### [SOURCE EXTRACT]
The Evolution of SBA Loan Service Providers

 In Blog, Consulting

Back in the early 90’s, I was teaching bankers how to do SBA lending. I also helped in doing credit analysis and loan packaging. Everyone called me a loan packager. As my business has evolved into setting up SBA departments and finding people to fill SBA jobs, so has the cottage industry that seeks to support small SBA lending programs.

Today we call this industry that of the SBA Loan Service Providers or LSP. They come in all skill sets. Some just do SBA loan packaging. Others focus on SBA credit analysis, etc. There are a few that are what we might call “full service”, proclaiming that they have the expertise to be your entire SBA back office. While it would serve the SBA lending community for the SBA to classify LSPs as “certified” according to their skills and abilities, it will be incumbent upon you to check them out. Significant due diligence is required. Many will say they are full service. However, there are just a few nationwide that this author would recognize and agree as having the full service skill sets required to fully protect the SBA guaranty.SBA government guaranteed

The SBA has set up a policy in the SOP 50-105 (f) that regulates the fees that the LSPs can charge and there are caps. But, LSPs have been very creative as to how to get around this SOP policy and charge for “add on services”. Any LSP agreement must be sent to the SBA for approval by the bank and not the LSP.

### [WORK INSTRUCTIONS]
**a)** In the text on SBA loan service providers, give the passage from "Back in the" to "SBA lending programs." again, swapping "bankers" for "lenders".
**b)** Which SOP policy regulates the fees that loan service providers can charge, according to the text on SBA loan service providers?
You can complete this without using the entries.

### [DATASET RECORDS]
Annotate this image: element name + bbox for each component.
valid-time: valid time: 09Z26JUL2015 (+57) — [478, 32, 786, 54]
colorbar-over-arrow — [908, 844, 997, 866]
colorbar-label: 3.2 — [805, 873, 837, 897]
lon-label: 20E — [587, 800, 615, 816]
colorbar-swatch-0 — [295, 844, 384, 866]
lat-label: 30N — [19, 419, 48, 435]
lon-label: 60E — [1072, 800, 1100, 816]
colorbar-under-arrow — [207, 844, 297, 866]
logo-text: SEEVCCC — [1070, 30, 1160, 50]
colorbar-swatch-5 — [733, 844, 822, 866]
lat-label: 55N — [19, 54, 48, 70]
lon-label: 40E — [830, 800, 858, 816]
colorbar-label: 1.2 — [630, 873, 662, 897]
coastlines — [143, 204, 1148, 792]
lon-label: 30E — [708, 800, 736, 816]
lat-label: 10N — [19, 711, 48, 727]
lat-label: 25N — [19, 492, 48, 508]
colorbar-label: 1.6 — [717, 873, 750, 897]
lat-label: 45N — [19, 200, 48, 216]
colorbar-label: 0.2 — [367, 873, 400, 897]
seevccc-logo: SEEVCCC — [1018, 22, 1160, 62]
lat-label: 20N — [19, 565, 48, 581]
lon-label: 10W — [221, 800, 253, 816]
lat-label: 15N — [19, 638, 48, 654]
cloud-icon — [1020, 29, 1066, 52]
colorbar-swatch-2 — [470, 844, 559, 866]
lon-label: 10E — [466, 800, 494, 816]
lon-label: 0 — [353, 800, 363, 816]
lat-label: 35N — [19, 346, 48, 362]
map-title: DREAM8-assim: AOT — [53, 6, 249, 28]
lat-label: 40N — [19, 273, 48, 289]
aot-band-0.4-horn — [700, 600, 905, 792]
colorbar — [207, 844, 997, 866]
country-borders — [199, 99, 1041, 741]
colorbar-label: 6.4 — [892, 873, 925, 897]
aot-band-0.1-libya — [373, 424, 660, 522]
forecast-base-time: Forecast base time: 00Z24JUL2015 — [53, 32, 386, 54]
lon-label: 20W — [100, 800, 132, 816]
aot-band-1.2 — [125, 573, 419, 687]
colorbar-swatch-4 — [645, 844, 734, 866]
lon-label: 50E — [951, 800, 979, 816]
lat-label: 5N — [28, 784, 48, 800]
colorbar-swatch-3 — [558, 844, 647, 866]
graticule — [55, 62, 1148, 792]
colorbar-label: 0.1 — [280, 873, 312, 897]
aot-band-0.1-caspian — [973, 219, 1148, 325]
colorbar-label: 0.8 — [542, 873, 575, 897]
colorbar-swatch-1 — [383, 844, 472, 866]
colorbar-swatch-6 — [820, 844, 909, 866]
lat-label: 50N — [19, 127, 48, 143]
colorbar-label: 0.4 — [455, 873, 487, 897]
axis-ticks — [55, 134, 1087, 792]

### [FULL ANSWERS]
**a)**
Back in the early 90’s, I was teaching lenders how to do SBA lending. I also helped in doing credit analysis and loan packaging. Everyone called me a loan packager. As my business has evolved into setting up SBA departments and finding people to fill SBA jobs, so has the cottage industry that seeks to support small SBA lending programs.

**b)** SOP 50-105 (f)